Available records:
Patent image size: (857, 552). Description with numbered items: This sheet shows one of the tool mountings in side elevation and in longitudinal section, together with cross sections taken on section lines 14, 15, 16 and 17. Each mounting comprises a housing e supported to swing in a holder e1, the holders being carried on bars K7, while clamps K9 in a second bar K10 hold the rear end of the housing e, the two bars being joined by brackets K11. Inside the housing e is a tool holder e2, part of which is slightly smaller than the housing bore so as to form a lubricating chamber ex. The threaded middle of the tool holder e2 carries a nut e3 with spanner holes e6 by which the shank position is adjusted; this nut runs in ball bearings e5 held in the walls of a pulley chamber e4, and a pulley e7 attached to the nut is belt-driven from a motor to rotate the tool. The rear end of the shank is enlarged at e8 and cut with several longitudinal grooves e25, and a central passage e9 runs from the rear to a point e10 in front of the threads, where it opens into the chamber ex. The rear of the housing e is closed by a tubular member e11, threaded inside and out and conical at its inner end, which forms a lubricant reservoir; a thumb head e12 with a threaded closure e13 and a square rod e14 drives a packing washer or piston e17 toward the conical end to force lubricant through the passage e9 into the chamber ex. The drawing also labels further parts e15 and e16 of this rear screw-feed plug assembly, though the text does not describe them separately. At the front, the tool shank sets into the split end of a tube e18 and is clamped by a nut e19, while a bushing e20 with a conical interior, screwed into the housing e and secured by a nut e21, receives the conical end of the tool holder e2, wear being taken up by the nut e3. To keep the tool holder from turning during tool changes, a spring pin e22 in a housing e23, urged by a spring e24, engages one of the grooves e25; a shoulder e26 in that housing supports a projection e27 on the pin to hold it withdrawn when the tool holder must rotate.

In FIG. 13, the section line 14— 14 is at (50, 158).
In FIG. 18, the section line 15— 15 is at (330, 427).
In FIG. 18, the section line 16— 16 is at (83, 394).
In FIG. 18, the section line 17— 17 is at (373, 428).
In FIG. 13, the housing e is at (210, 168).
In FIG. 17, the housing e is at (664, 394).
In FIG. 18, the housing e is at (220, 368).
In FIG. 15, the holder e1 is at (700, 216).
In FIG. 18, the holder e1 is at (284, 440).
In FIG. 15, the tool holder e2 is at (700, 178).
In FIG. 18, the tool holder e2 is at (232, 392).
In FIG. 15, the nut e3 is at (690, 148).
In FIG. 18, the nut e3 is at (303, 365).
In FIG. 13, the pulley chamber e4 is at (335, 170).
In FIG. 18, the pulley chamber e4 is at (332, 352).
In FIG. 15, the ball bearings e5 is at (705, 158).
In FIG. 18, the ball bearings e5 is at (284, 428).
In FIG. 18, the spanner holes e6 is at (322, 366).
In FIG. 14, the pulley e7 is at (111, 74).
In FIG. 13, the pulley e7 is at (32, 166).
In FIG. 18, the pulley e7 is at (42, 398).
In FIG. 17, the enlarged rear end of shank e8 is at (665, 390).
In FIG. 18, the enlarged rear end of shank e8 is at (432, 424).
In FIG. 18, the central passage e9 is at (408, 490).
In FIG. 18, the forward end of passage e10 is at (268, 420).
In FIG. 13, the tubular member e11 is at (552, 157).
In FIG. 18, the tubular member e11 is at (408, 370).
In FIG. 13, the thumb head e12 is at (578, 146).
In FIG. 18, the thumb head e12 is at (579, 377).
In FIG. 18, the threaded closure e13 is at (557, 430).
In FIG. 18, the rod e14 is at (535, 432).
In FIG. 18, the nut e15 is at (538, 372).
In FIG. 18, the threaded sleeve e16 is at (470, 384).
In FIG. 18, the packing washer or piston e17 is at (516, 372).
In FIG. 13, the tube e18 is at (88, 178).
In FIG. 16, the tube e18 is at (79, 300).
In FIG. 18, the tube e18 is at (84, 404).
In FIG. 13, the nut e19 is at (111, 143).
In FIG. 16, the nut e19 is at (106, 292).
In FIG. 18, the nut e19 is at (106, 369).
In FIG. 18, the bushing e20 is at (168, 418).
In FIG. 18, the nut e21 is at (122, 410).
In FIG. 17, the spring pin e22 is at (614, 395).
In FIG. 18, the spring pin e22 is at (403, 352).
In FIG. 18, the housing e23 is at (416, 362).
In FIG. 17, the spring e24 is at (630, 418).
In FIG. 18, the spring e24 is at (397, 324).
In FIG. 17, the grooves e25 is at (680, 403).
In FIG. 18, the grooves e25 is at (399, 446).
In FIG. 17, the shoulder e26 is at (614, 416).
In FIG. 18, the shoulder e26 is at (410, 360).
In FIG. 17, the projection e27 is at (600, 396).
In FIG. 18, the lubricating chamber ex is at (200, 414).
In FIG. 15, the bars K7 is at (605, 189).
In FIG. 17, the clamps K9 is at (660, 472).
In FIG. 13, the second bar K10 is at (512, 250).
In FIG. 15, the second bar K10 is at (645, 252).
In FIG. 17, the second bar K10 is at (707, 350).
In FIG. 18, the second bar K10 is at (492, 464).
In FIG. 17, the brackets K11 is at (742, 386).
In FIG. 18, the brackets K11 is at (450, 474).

Task to complete:
Rewrite the records from their first line through the line containing "In FIG. 18, the section line 16—", changing "longitudinal" to "lengthwise" and leaving everything else as it is.

Output of the exercise:
Patent image size: (857, 552). Description with numbered items: This sheet shows one of the tool mountings in side elevation and in lengthwise section, together with cross sections taken on section lines 14, 15, 16 and 17. Each mounting comprises a housing e supported to swing in a holder e1, the holders being carried on bars K7, while clamps K9 in a second bar K10 hold the rear end of the housing e, the two bars being joined by brackets K11. Inside the housing e is a tool holder e2, part of which is slightly smaller than the housing bore so as to form a lubricating chamber ex. The threaded middle of the tool holder e2 carries a nut e3 with spanner holes e6 by which the shank position is adjusted; this nut runs in ball bearings e5 held in the walls of a pulley chamber e4, and a pulley e7 attached to the nut is belt-driven from a motor to rotate the tool. The rear end of the shank is enlarged at e8 and cut with several lengthwise grooves e25, and a central passage e9 runs from the rear to a point e10 in front of the threads, where it opens into the chamber ex. The rear of the housing e is closed by a tubular member e11, threaded inside and out and conical at its inner end, which forms a lubricant reservoir; a thumb head e12 with a threaded closure e13 and a square rod e14 drives a packing washer or piston e17 toward the conical end to force lubricant through the passage e9 into the chamber ex. The drawing also labels further parts e15 and e16 of this rear screw-feed plug assembly, though the text does not describe them separately. At the front, the tool shank sets into the split end of a tube e18 and is clamped by a nut e19, while a bushing e20 with a conical interior, screwed into the housing e and secured by a nut e21, receives the conical end of the tool holder e2, wear being taken up by the nut e3. To keep the tool holder from turning during tool changes, a spring pin e22 in a housing e23, urged by a spring e24, engages one of the grooves e25; a shoulder e26 in that housing supports a projection e27 on the pin to hold it withdrawn when the tool holder must rotate.

In FIG. 13, the section line 14— 14 is at (50, 158).
In FIG. 18, the section line 15— 15 is at (330, 427).
In FIG. 18, the section line 16— 16 is at (83, 394).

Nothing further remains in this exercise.